:: WHAT IS REQUIRED ::
Filter the listing and keep only the lines with the word "中国磷酸一铵批发价格指数".
BEGIN DATA FOR PROCESSING
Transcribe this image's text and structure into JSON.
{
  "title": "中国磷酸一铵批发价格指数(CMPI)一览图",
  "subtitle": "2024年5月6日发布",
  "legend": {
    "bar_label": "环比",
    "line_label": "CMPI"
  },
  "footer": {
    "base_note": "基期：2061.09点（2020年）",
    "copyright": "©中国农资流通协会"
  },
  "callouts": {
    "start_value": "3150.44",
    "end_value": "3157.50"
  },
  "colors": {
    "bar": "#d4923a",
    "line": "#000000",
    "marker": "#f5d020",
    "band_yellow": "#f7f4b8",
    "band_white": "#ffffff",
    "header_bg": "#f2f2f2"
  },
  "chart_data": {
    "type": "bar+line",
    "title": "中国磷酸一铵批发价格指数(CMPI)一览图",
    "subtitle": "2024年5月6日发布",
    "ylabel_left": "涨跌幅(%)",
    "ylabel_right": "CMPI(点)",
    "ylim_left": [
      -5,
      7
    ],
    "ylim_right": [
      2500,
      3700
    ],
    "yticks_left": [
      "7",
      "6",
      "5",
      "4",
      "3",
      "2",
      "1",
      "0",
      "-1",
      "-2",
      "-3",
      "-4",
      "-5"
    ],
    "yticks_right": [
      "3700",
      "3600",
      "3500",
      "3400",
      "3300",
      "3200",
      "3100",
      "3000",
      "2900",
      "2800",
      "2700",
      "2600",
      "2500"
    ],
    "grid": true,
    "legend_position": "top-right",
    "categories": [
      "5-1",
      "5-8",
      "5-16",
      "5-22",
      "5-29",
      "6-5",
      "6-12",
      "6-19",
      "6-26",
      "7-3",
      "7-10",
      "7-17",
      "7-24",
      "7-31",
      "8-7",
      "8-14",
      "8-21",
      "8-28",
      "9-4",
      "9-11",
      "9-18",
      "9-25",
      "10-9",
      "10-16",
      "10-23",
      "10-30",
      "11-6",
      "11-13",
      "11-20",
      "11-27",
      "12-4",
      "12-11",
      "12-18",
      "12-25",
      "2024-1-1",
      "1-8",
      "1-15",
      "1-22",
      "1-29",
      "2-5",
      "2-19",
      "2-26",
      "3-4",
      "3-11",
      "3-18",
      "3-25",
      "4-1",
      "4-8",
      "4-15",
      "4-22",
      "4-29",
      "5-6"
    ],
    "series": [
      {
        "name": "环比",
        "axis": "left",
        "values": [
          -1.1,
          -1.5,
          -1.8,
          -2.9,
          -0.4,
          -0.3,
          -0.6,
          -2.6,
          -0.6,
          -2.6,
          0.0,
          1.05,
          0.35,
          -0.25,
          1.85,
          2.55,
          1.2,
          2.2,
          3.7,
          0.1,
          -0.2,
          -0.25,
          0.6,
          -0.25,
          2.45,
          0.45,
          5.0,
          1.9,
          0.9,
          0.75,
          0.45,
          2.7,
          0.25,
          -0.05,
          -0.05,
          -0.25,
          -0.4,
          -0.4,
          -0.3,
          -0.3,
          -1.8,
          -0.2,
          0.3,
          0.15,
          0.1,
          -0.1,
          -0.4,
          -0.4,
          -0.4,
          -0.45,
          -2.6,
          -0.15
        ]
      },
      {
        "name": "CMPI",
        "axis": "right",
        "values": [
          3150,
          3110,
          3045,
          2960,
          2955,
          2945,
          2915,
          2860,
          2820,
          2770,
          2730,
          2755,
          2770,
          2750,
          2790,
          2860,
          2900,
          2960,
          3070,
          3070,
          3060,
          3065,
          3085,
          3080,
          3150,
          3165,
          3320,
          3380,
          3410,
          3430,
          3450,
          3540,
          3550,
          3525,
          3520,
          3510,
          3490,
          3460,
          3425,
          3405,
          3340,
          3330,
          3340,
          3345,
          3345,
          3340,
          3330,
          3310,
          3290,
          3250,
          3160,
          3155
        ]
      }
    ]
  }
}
END DATA FOR PROCESSING
:: SOLUTION ::
  "title": "中国磷酸一铵批发价格指数(CMPI)一览图",
    "title": "中国磷酸一铵批发价格指数(CMPI)一览图",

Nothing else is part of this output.